*Work to be completed*:
Beginning with the line where "Read out every word on this page." appears, retype every remaining line of the data below, both the first and last included.

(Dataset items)
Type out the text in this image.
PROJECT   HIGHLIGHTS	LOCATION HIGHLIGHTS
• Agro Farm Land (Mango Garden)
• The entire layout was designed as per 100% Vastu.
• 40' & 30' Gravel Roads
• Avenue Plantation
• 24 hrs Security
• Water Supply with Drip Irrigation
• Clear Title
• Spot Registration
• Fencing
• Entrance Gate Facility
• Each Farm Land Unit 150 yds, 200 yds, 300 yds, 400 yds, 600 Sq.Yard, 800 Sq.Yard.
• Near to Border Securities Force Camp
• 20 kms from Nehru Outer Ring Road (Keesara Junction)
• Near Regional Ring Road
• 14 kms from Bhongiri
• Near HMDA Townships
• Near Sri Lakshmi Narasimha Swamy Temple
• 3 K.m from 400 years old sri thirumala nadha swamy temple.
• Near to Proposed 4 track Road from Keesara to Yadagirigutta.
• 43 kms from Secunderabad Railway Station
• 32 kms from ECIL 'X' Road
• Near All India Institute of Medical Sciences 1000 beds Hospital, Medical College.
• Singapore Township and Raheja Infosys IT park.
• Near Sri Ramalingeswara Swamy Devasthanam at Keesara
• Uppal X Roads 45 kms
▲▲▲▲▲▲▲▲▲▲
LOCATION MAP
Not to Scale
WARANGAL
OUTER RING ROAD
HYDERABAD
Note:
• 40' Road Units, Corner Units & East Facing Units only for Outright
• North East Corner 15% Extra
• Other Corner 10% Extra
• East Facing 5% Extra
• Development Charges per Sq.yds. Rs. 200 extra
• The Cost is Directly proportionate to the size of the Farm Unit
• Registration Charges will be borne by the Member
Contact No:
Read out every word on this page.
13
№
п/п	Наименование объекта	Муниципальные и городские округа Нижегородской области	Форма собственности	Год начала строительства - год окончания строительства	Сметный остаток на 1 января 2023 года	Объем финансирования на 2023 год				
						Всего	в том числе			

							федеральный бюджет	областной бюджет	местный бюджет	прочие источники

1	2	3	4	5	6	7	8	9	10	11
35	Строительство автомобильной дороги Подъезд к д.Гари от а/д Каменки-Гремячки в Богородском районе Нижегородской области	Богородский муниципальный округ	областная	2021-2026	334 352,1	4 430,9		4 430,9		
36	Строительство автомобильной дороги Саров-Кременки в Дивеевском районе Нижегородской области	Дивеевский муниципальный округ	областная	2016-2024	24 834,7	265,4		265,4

*The reply*:
Read out every word on this page.
13
№
п/п	Наименование объекта	Муниципальные и городские округа Нижегородской области	Форма собственности	Год начала строительства - год окончания строительства	Сметный остаток на 1 января 2023 года	Объем финансирования на 2023 год				
						Всего	в том числе			

							федеральный бюджет	областной бюджет	местный бюджет	прочие источники

1	2	3	4	5	6	7	8	9	10	11
35	Строительство автомобильной дороги Подъезд к д.Гари от а/д Каменки-Гремячки в Богородском районе Нижегородской области	Богородский муниципальный округ	областная	2021-2026	334 352,1	4 430,9		4 430,9		
36	Строительство автомобильной дороги Саров-Кременки в Дивеевском районе Нижегородской области	Дивеевский муниципальный округ	областная	2016-2024	24 834,7	265,4		265,4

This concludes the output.